Search the data below for the word "только" and copy each line that holds it.

--- Dataset rows ---

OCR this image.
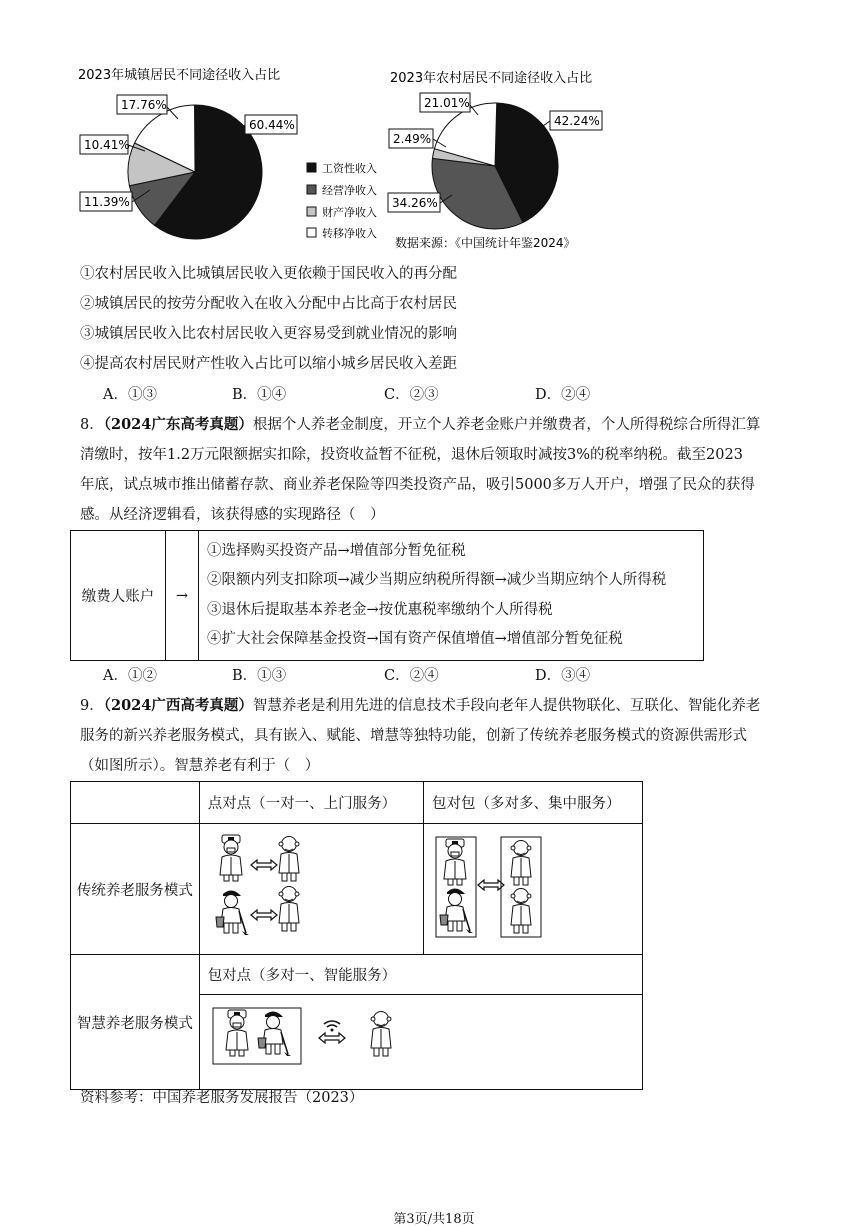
2023年城镇居民不同途径收入占比	2023年农村居民不同途径收入占比
60.44%
11.39%
10.41%
17.76%
42.24%
34.26%
2.49%
21.01%
工资性收入
经营净收入
财产净收入
转移净收入
数据来源：《中国统计年鉴2024》
①农村居民收入比城镇居民收入更依赖于国民收入的再分配
②城镇居民的按劳分配收入在收入分配中占比高于农村居民
③城镇居民收入比农村居民收入更容易受到就业情况的影响
④提高农村居民财产性收入占比可以缩小城乡居民收入差距
A．①③	B．①④	C．②③	D．②④
8．（2024广东高考真题）根据个人养老金制度，开立个人养老金账户并缴费者，个人所得税综合所得汇算
清缴时，按年1.2万元限额据实扣除，投资收益暂不征税，退休后领取时减按3%的税率纳税。截至2023
年底，试点城市推出储蓄存款、商业养老保险等四类投资产品，吸引5000多万人开户，增强了民众的获得
感。从经济逻辑看，该获得感的实现路径（　）
缴费人账户	→	
①选择购买投资产品→增值部分暂免征税
②限额内列支扣除项→减少当期应纳税所得额→减少当期应纳个人所得税
③退休后提取基本养老金→按优惠税率缴纳个人所得税
④扩大社会保障基金投资→国有资产保值增值→增值部分暂免征税
A．①②	B．①③	C．②④	D．③④
9．（2024广西高考真题）智慧养老是利用先进的信息技术手段向老年人提供物联化、互联化、智能化养老
服务的新兴养老服务模式，具有嵌入、赋能、增慧等独特功能，创新了传统养老服务模式的资源供需形式
（如图所示）。智慧养老有利于（　）
	点对点（一对一、上门服务）	包对包（多对多、集中服务）
传统养老服务模式	

智慧养老服务模式	包对点（多对一、智能服务）	

资料参考：中国养老服务发展报告（2023）
第3页/共18页
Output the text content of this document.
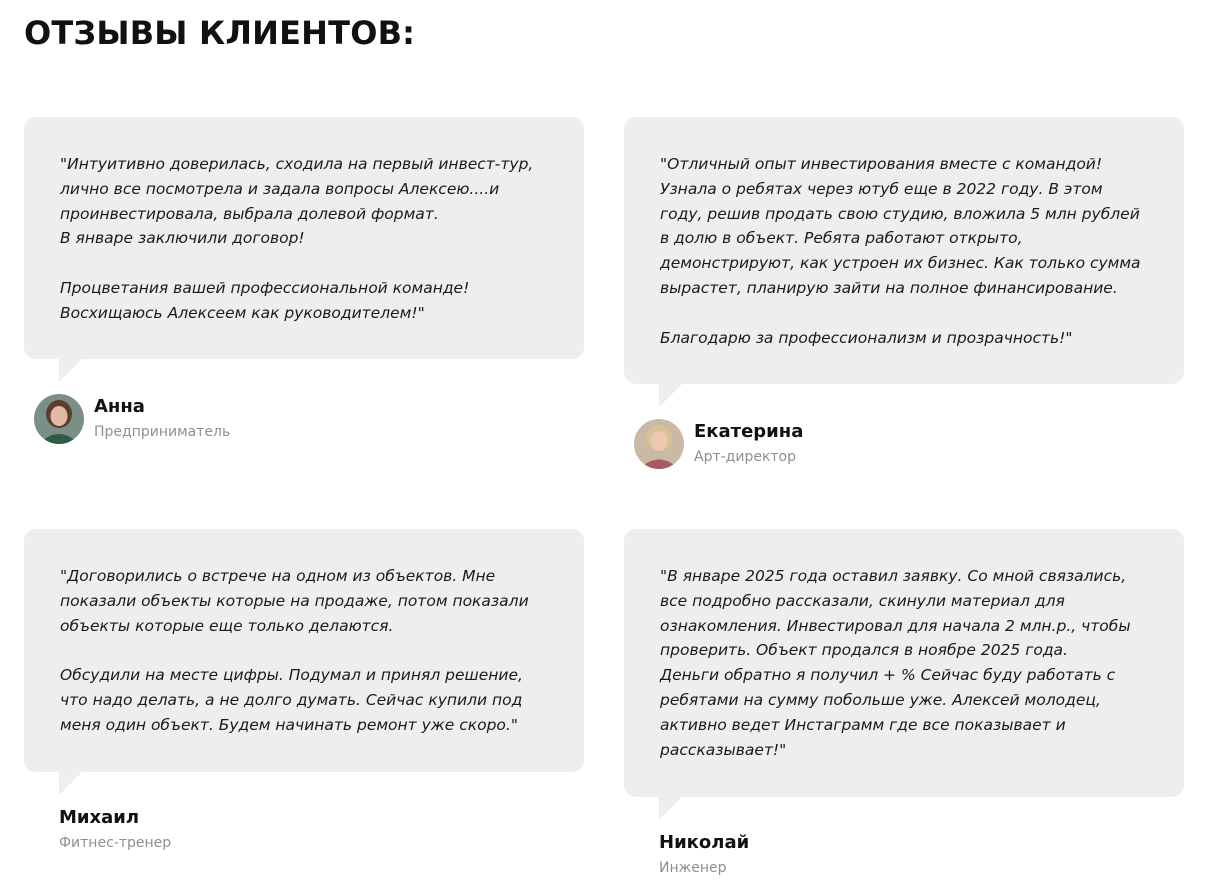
ОТЗЫВЫ КЛИЕНТОВ:

"Интуитивно доверилась, сходила на первый инвест-тур,
лично все посмотрела и задала вопросы Алексею....и
проинвестировала, выбрала долевой формат.
В январе заключили договор!

Процветания вашей профессиональной команде!
Восхищаюсь Алексеем как руководителем!"

Анна
Предприниматель

"Отличный опыт инвестирования вместе с командой!
Узнала о ребятах через ютуб еще в 2022 году. В этом
году, решив продать свою студию, вложила 5 млн рублей
в долю в объект. Ребята работают открыто,
демонстрируют, как устроен их бизнес. Как только сумма
вырастет, планирую зайти на полное финансирование.

Благодарю за профессионализм и прозрачность!"

Екатерина
Арт-директор

"Договорились о встрече на одном из объектов. Мне
показали объекты которые на продаже, потом показали
объекты которые еще только делаются.

Обсудили на месте цифры. Подумал и принял решение,
что надо делать, а не долго думать. Сейчас купили под
меня один объект. Будем начинать ремонт уже скоро."

Михаил
Фитнес-тренер

"В январе 2025 года оставил заявку. Со мной связались,
все подробно рассказали, скинули материал для
ознакомления. Инвестировал для начала 2 млн.р., чтобы
проверить. Объект продался в ноябре 2025 года.
Деньги обратно я получил + % Сейчас буду работать с
ребятами на сумму побольше уже. Алексей молодец,
активно ведет Инстаграмм где все показывает и
рассказывает!"

Николай
Инженер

---

» **Result of the task**
демонстрируют, как устроен их бизнес. Как только сумма
объекты которые еще только делаются.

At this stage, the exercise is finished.